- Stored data
=====

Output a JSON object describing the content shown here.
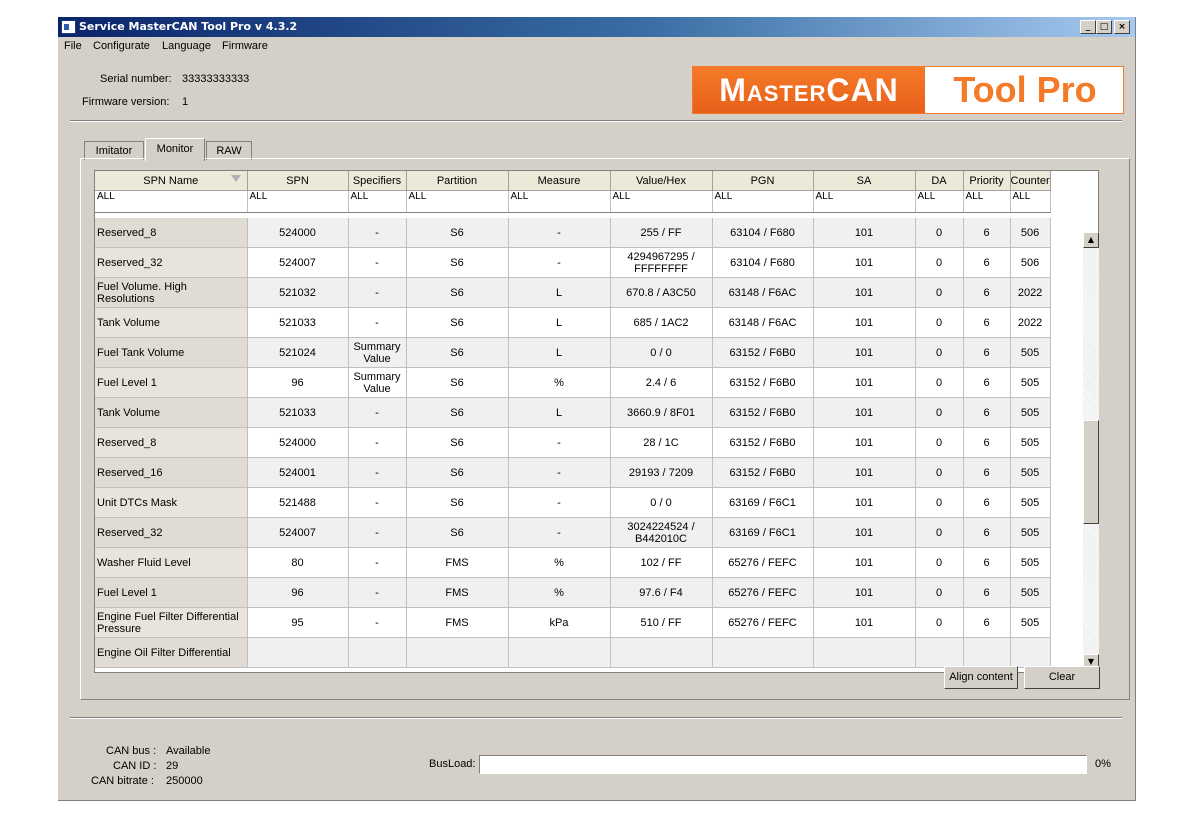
{
  "window": {
    "title": "Service MasterCAN Tool Pro v 4.3.2"
  },
  "menu": [
    "File",
    "Configurate",
    "Language",
    "Firmware"
  ],
  "device": {
    "serial_label": "Serial number:",
    "serial_value": "33333333333",
    "firmware_label": "Firmware version:",
    "firmware_value": "1"
  },
  "logo": {
    "left": "MasterCAN",
    "right": "Tool Pro",
    "brand_color": "#f47a28"
  },
  "tabs": [
    {
      "label": "Imitator",
      "active": false
    },
    {
      "label": "Monitor",
      "active": true
    },
    {
      "label": "RAW",
      "active": false
    }
  ],
  "table": {
    "columns": [
      "SPN Name",
      "SPN",
      "Specifiers",
      "Partition",
      "Measure",
      "Value/Hex",
      "PGN",
      "SA",
      "DA",
      "Priority",
      "Counter"
    ],
    "filters": [
      "ALL",
      "ALL",
      "ALL",
      "ALL",
      "ALL",
      "ALL",
      "ALL",
      "ALL",
      "ALL",
      "ALL",
      "ALL"
    ],
    "rows": [
      [
        "Reserved_8",
        "524000",
        "-",
        "S6",
        "-",
        "255 / FF",
        "63104  /  F680",
        "101",
        "0",
        "6",
        "506"
      ],
      [
        "Reserved_32",
        "524007",
        "-",
        "S6",
        "-",
        "4294967295 / FFFFFFFF",
        "63104  /  F680",
        "101",
        "0",
        "6",
        "506"
      ],
      [
        "Fuel Volume. High Resolutions",
        "521032",
        "-",
        "S6",
        "L",
        "670.8 / A3C50",
        "63148  /  F6AC",
        "101",
        "0",
        "6",
        "2022"
      ],
      [
        "Tank Volume",
        "521033",
        "-",
        "S6",
        "L",
        "685 / 1AC2",
        "63148  /  F6AC",
        "101",
        "0",
        "6",
        "2022"
      ],
      [
        "Fuel Tank Volume",
        "521024",
        "Summary Value",
        "S6",
        "L",
        "0 / 0",
        "63152  /  F6B0",
        "101",
        "0",
        "6",
        "505"
      ],
      [
        "Fuel Level 1",
        "96",
        "Summary Value",
        "S6",
        "%",
        "2.4 / 6",
        "63152  /  F6B0",
        "101",
        "0",
        "6",
        "505"
      ],
      [
        "Tank Volume",
        "521033",
        "-",
        "S6",
        "L",
        "3660.9 / 8F01",
        "63152  /  F6B0",
        "101",
        "0",
        "6",
        "505"
      ],
      [
        "Reserved_8",
        "524000",
        "-",
        "S6",
        "-",
        "28 / 1C",
        "63152  /  F6B0",
        "101",
        "0",
        "6",
        "505"
      ],
      [
        "Reserved_16",
        "524001",
        "-",
        "S6",
        "-",
        "29193 / 7209",
        "63152  /  F6B0",
        "101",
        "0",
        "6",
        "505"
      ],
      [
        "Unit DTCs Mask",
        "521488",
        "-",
        "S6",
        "-",
        "0 / 0",
        "63169  /  F6C1",
        "101",
        "0",
        "6",
        "505"
      ],
      [
        "Reserved_32",
        "524007",
        "-",
        "S6",
        "-",
        "3024224524 / B442010C",
        "63169  /  F6C1",
        "101",
        "0",
        "6",
        "505"
      ],
      [
        "Washer Fluid Level",
        "80",
        "-",
        "FMS",
        "%",
        "102 / FF",
        "65276  /  FEFC",
        "101",
        "0",
        "6",
        "505"
      ],
      [
        "Fuel Level 1",
        "96",
        "-",
        "FMS",
        "%",
        "97.6 / F4",
        "65276  /  FEFC",
        "101",
        "0",
        "6",
        "505"
      ],
      [
        "Engine Fuel Filter Differential Pressure",
        "95",
        "-",
        "FMS",
        "kPa",
        "510 / FF",
        "65276  /  FEFC",
        "101",
        "0",
        "6",
        "505"
      ],
      [
        "Engine Oil Filter Differential",
        "",
        "",
        "",
        "",
        "",
        "",
        "",
        "",
        "",
        ""
      ]
    ]
  },
  "buttons": {
    "align": "Align content",
    "clear": "Clear"
  },
  "status": {
    "can_bus_label": "CAN bus :",
    "can_bus_value": "Available",
    "can_id_label": "CAN ID :",
    "can_id_value": "29",
    "bitrate_label": "CAN bitrate :",
    "bitrate_value": "250000",
    "busload_label": "BusLoad:",
    "busload_value": "0%",
    "busload_fraction": 0
  }
}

=====

- Exercise directions
Pull out every line containing "Fuel".

- Reply
        "Fuel Volume. High Resolutions",
        "Fuel Tank Volume",
        "Fuel Level 1",
        "Fuel Level 1",
        "Engine Fuel Filter Differential Pressure",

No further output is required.